──────── Available records

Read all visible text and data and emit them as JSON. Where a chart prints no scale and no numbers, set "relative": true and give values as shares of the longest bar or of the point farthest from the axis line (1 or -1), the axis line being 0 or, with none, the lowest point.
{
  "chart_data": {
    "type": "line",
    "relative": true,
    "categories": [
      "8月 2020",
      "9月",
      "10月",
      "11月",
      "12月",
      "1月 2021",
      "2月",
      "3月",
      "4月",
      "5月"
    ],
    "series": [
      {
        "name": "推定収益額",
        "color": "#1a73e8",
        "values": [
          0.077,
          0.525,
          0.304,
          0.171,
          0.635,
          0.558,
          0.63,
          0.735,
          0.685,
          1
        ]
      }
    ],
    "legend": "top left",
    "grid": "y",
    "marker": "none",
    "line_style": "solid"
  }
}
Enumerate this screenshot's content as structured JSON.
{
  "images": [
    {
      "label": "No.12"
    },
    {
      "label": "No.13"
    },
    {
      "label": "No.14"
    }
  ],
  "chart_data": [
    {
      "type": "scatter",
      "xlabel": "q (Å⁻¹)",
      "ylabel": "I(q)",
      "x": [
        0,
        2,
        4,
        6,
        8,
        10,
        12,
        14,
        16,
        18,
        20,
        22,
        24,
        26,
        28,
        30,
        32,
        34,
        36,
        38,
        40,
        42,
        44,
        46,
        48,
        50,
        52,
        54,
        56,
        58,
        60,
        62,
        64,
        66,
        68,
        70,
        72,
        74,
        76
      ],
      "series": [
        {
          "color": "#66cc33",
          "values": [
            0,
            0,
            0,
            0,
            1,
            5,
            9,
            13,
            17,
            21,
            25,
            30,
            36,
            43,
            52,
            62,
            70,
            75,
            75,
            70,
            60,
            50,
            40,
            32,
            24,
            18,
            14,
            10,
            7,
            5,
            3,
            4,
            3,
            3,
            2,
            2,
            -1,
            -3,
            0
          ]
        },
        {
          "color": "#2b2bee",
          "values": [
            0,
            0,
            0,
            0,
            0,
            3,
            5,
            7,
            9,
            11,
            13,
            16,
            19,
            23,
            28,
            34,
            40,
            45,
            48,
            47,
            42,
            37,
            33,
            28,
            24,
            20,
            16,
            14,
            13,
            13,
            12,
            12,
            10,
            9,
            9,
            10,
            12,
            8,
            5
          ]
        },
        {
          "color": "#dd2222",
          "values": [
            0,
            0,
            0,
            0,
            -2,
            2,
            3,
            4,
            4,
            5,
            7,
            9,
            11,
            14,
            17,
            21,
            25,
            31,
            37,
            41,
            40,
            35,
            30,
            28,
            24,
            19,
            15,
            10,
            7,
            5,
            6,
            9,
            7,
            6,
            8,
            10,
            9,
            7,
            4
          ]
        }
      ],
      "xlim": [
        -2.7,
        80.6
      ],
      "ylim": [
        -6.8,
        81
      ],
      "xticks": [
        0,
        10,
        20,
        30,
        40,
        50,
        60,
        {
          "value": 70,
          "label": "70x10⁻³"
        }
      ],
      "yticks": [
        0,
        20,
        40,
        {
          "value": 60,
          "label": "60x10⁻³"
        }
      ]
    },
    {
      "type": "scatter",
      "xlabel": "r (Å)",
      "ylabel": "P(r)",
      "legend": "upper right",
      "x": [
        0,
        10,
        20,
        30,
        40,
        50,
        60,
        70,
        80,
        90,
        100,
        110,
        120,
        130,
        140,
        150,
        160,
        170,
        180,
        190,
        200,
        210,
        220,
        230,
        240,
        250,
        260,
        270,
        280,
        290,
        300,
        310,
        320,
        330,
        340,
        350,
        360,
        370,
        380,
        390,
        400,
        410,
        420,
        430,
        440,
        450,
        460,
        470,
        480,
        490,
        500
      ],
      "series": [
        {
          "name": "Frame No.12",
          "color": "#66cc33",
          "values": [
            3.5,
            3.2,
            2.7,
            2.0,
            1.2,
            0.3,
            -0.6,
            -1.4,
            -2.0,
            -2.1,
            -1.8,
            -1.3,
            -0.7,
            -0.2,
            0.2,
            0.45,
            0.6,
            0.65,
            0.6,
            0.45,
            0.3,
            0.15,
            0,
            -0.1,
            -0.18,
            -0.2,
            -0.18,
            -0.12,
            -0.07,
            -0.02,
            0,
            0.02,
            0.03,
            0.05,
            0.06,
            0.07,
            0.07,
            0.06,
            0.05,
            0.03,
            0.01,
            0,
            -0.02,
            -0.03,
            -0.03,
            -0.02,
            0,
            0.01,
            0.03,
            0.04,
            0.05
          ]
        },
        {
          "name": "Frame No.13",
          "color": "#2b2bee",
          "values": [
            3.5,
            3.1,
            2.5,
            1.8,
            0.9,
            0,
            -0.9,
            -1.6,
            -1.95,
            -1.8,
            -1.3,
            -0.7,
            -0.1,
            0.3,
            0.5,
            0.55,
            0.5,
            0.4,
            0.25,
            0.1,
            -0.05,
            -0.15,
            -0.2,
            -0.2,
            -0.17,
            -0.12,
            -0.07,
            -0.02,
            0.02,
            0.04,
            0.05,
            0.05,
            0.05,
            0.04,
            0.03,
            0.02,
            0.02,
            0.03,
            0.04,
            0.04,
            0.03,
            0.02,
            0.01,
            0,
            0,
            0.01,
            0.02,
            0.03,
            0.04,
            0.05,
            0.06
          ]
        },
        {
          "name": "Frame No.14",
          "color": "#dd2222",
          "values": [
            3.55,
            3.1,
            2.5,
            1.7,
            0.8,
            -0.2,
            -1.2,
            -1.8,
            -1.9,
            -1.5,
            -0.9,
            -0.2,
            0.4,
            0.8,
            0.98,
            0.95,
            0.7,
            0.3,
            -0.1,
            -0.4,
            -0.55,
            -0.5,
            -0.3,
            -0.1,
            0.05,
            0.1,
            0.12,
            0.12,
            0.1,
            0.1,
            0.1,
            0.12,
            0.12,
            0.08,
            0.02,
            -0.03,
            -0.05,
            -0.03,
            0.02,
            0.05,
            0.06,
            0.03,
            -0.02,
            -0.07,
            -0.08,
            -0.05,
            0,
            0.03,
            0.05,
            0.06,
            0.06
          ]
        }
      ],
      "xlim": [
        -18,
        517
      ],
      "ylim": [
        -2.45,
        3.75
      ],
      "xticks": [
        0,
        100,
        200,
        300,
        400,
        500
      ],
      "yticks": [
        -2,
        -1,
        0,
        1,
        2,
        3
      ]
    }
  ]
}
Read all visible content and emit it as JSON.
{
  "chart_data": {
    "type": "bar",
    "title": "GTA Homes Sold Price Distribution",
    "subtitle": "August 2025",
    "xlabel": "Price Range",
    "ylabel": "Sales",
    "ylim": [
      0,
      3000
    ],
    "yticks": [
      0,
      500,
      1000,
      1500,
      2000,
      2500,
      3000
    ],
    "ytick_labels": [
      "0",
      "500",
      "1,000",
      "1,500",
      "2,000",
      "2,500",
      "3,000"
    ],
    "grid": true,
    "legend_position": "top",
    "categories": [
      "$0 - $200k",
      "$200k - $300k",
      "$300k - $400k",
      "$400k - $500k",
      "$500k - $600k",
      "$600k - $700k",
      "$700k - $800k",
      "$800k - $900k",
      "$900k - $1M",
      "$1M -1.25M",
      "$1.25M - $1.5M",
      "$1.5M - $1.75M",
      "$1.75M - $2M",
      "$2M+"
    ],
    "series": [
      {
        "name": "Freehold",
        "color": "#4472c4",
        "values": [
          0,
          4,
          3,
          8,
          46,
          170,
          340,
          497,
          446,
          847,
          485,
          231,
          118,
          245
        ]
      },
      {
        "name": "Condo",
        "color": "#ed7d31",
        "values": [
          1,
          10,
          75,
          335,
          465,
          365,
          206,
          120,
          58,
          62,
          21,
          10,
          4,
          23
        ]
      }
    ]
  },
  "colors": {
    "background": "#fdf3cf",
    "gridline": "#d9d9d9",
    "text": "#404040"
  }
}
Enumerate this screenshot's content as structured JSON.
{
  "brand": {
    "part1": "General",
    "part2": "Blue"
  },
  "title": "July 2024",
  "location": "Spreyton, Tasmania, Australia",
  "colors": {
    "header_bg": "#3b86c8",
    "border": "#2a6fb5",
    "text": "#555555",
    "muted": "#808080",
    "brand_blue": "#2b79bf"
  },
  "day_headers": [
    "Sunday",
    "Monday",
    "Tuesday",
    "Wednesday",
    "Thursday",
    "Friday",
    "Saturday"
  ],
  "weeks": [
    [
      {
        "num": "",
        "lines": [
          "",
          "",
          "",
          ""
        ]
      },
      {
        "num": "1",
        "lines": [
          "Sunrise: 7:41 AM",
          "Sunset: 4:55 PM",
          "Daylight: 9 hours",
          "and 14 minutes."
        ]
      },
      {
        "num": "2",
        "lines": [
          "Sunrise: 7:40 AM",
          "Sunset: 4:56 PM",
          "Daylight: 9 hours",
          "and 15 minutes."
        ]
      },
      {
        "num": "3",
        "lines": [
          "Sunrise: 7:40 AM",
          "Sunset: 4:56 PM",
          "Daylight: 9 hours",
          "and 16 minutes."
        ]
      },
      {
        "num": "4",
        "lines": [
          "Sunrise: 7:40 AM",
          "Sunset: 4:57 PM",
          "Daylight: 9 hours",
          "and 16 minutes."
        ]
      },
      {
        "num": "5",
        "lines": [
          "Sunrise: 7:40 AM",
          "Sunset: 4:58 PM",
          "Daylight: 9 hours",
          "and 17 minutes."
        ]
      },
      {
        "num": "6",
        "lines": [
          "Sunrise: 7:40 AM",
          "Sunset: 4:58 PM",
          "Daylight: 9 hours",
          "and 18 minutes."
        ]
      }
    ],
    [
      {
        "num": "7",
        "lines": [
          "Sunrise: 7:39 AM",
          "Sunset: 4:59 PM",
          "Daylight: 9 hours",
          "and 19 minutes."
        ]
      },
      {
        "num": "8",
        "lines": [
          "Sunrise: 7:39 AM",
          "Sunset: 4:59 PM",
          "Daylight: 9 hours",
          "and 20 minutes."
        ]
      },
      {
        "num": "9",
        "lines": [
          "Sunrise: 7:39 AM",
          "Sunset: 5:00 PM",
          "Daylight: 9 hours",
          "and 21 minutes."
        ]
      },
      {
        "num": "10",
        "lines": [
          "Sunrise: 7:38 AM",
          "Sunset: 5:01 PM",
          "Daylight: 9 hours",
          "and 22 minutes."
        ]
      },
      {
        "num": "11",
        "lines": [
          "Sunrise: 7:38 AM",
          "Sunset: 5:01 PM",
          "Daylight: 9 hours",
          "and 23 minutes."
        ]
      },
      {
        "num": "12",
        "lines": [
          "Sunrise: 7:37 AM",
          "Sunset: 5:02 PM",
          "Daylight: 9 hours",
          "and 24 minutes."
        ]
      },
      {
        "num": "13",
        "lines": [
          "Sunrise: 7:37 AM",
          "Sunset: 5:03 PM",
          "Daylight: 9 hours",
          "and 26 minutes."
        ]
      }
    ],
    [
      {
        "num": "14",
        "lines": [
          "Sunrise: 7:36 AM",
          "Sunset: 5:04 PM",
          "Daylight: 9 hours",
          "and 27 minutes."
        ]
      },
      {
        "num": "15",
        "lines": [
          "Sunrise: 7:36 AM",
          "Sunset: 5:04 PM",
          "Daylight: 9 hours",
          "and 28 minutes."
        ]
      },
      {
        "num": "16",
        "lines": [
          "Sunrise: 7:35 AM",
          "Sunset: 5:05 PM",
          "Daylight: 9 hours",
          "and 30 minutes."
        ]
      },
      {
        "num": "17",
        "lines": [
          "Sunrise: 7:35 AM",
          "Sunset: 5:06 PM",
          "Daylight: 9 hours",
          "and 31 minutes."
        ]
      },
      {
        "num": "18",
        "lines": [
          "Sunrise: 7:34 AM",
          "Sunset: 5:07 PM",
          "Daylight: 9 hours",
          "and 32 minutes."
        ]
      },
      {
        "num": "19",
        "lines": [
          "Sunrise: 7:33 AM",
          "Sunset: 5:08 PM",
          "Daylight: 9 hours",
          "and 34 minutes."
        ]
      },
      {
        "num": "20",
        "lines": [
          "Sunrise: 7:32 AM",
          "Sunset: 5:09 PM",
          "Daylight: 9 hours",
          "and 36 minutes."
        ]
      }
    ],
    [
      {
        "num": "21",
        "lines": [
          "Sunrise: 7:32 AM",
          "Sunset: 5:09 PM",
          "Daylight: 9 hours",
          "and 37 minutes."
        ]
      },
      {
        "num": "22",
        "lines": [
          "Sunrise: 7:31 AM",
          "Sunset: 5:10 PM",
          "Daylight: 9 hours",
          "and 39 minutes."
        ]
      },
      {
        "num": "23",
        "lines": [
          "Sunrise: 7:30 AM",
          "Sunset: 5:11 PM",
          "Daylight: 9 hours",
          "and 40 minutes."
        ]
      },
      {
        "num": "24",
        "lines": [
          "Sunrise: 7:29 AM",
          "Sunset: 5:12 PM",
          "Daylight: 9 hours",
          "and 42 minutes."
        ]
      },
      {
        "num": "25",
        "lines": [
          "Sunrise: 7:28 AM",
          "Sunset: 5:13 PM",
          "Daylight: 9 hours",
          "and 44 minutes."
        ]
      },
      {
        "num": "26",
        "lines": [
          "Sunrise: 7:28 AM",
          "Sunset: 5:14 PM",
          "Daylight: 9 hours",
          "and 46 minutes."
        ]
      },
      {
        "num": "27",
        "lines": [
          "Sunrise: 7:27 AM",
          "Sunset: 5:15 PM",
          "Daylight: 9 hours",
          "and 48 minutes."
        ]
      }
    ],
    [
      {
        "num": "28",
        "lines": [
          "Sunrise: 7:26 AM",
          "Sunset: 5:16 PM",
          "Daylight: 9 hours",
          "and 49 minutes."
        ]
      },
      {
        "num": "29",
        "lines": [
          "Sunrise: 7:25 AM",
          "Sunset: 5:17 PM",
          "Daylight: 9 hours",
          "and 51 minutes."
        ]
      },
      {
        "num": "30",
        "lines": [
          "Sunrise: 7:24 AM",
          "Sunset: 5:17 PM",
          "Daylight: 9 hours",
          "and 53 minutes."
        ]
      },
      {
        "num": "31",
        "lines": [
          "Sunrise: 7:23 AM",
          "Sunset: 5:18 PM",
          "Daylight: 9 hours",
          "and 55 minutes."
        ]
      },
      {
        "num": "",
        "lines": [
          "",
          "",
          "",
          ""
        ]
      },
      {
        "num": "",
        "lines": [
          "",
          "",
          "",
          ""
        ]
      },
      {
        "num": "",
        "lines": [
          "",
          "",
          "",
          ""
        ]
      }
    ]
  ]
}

────────────────

▶ **Set problem**
Write out every line of the listing that holds the word "emit".

▶ **Reply**
Read all visible text and data and emit them as JSON. Where a chart prints no scale and no numbers, set "relative": true and give values as shares of the longest bar or of the point farthest from the axis line (1 or -1), the axis line being 0 or, with none, the lowest point.
Read all visible content and emit it as JSON.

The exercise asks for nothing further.